Problem description » Filter the records for lines holding the string "Repairers".
---
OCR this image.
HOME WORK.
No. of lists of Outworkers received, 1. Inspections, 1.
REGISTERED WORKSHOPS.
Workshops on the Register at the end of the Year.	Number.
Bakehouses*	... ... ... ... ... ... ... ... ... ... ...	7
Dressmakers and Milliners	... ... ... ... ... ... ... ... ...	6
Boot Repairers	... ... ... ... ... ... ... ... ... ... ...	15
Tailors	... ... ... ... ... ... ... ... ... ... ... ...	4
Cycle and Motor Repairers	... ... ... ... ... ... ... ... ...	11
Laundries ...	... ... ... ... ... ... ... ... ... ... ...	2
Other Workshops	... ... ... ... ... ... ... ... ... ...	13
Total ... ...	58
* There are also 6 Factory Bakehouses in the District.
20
---
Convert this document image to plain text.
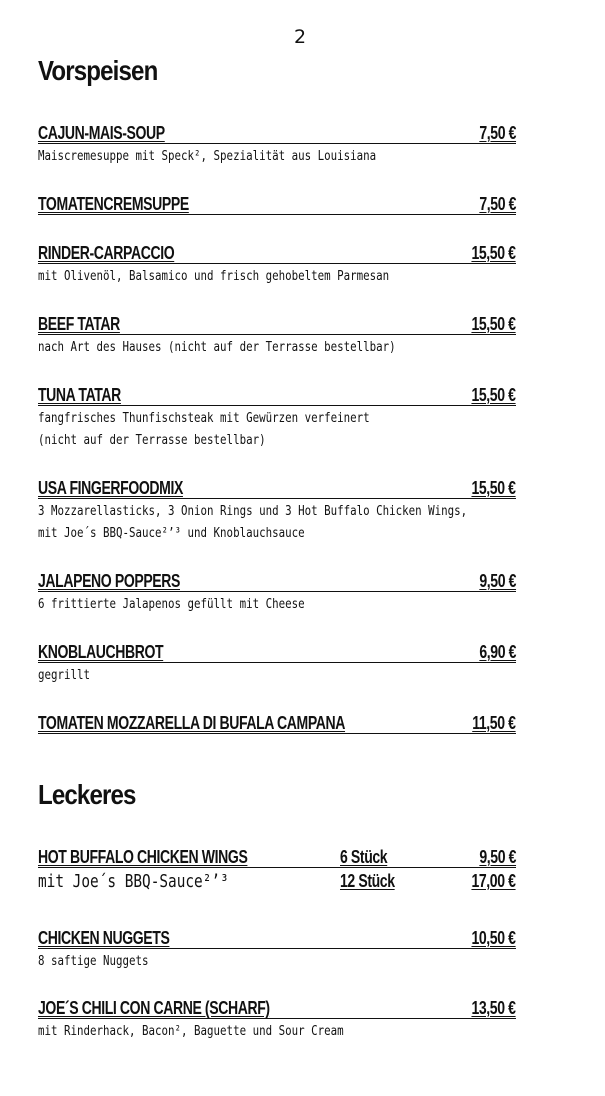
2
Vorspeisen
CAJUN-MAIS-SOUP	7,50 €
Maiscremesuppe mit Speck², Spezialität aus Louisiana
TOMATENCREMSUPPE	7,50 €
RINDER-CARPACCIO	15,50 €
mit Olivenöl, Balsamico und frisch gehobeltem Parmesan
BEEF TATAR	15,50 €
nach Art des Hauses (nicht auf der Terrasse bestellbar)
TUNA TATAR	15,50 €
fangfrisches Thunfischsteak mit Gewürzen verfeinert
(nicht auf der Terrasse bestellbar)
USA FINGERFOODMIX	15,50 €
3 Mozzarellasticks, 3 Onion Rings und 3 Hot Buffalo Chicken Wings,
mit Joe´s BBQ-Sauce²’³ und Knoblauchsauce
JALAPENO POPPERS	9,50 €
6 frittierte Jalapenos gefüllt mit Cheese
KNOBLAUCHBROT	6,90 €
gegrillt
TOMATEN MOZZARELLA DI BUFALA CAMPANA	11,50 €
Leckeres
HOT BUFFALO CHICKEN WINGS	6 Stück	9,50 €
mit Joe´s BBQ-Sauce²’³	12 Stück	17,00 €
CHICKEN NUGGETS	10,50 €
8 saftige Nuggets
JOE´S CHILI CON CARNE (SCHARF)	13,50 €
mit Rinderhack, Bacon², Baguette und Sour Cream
---
Result below »
Boot Repairers	... ... ... ... ... ... ... ... ... ... ...	15
Cycle and Motor Repairers	... ... ... ... ... ... ... ... ...	11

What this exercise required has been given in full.